■ WHAT IS REQUIRED: Work out how many lines of the listing hold the string "EBEBEB", then answer with that number and nothing else.

####

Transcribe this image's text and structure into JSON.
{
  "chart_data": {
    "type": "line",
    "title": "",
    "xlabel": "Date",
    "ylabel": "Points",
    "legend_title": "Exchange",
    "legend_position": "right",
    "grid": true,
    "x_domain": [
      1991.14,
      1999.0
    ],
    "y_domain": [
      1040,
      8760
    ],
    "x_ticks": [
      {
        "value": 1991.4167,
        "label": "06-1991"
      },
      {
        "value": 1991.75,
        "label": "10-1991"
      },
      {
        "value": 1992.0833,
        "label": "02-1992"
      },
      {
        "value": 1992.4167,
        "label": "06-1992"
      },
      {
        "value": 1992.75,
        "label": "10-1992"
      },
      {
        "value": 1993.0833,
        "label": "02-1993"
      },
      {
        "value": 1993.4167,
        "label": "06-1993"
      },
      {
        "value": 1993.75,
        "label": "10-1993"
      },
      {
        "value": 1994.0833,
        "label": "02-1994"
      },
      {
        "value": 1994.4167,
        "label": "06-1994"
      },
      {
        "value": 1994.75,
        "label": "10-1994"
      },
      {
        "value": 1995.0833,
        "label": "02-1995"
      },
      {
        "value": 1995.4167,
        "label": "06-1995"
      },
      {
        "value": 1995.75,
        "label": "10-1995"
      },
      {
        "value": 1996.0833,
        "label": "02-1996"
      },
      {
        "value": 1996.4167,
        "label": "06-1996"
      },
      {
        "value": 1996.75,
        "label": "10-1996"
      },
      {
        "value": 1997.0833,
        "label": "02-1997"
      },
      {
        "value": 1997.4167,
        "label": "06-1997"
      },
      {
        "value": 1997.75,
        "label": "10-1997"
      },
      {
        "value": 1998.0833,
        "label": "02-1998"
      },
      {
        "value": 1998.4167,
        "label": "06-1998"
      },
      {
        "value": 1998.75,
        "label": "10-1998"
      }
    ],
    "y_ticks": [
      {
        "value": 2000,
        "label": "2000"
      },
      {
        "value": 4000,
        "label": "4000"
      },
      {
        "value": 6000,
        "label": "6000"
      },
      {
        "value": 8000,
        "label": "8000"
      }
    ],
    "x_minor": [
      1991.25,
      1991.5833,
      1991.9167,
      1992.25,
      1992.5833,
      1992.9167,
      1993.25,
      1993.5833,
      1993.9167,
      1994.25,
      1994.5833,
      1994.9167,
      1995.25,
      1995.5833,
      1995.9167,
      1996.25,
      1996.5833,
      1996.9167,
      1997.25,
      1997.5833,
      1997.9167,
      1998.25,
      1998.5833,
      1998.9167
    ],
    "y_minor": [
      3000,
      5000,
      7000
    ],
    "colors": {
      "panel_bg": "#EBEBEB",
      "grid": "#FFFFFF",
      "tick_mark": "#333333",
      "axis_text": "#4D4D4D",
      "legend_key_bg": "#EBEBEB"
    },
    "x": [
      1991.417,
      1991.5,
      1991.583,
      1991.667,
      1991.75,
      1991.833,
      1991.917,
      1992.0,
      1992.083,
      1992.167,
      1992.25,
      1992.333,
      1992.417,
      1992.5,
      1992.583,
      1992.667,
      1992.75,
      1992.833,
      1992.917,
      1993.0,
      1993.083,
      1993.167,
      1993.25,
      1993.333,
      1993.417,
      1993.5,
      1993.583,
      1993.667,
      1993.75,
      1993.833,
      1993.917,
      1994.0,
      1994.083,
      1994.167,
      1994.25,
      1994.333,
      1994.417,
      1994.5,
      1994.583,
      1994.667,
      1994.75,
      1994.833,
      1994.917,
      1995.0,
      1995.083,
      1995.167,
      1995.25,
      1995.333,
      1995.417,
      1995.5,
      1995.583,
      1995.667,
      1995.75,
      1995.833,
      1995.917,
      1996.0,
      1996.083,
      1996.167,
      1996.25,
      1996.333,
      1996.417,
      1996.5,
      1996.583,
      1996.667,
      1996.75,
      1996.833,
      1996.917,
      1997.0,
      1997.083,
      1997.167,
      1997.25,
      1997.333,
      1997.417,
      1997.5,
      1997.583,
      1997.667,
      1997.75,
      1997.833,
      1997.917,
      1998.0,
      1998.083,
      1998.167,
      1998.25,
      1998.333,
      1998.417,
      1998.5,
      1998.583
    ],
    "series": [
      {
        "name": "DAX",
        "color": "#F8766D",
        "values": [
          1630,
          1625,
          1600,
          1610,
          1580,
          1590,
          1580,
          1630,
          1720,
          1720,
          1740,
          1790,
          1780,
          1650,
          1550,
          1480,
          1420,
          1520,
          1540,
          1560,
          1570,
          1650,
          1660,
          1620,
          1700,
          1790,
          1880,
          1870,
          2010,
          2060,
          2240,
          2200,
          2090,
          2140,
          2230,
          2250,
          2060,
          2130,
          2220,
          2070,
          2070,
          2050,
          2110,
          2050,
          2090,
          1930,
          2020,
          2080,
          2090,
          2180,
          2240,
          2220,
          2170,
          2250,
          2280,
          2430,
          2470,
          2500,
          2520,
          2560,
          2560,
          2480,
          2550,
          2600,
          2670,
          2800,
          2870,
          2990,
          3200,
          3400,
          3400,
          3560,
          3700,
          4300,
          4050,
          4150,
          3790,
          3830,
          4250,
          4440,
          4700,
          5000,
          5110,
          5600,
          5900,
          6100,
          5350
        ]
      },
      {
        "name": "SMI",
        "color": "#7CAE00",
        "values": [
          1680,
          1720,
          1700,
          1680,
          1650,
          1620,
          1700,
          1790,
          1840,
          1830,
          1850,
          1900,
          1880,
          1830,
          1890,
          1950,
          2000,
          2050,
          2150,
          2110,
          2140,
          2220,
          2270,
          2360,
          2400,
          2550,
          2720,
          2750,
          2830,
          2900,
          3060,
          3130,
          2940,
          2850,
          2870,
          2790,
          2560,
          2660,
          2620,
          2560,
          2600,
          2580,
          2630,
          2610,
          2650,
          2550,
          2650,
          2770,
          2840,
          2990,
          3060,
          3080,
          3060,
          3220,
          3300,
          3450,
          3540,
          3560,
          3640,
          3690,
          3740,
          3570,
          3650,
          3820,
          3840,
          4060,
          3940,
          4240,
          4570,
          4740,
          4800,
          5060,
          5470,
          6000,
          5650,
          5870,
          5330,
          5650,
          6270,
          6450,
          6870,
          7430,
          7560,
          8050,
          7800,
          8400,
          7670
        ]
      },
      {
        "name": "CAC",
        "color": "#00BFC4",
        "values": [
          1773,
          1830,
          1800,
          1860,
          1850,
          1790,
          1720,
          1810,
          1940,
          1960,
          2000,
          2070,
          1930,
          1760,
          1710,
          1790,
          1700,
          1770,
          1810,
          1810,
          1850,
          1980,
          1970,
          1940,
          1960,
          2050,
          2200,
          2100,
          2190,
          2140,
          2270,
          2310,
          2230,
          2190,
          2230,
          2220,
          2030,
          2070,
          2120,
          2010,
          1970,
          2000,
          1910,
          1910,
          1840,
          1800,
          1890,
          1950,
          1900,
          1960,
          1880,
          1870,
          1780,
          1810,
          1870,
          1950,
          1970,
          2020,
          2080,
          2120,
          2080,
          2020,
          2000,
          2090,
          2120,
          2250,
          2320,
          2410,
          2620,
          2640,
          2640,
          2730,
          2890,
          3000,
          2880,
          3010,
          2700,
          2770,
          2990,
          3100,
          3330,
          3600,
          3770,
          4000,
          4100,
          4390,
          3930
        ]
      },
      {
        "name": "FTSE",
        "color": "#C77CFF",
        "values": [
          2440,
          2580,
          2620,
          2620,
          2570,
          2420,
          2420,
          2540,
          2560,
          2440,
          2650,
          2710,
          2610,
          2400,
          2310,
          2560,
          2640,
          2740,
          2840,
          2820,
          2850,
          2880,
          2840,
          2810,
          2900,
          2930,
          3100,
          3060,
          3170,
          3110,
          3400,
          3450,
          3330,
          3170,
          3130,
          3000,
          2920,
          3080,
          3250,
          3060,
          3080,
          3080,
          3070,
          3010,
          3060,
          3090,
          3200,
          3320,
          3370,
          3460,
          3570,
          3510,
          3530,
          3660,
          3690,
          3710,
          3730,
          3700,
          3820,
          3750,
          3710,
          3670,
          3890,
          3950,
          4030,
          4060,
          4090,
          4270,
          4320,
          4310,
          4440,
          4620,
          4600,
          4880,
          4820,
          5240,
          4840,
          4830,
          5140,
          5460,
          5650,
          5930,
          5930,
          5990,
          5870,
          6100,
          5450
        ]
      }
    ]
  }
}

####

■ REPLY: 2